WHAT TO DO:
Below are records; count the lines that contain "mode" and give only the total.

EXCERPTED RECORDS:
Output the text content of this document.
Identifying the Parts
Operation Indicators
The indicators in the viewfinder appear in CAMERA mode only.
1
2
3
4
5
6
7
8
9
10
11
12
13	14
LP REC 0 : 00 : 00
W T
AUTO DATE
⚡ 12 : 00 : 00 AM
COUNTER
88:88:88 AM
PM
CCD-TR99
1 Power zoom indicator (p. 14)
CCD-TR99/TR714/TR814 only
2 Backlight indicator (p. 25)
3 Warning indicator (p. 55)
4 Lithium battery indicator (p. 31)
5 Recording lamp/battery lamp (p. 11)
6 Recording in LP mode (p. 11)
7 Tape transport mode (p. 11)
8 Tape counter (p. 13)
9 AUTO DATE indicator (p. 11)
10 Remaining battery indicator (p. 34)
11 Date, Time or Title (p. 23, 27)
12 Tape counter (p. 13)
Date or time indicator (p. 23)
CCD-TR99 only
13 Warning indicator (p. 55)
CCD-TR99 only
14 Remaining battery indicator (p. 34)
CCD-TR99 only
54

ANSWER TO THIS TASK:
3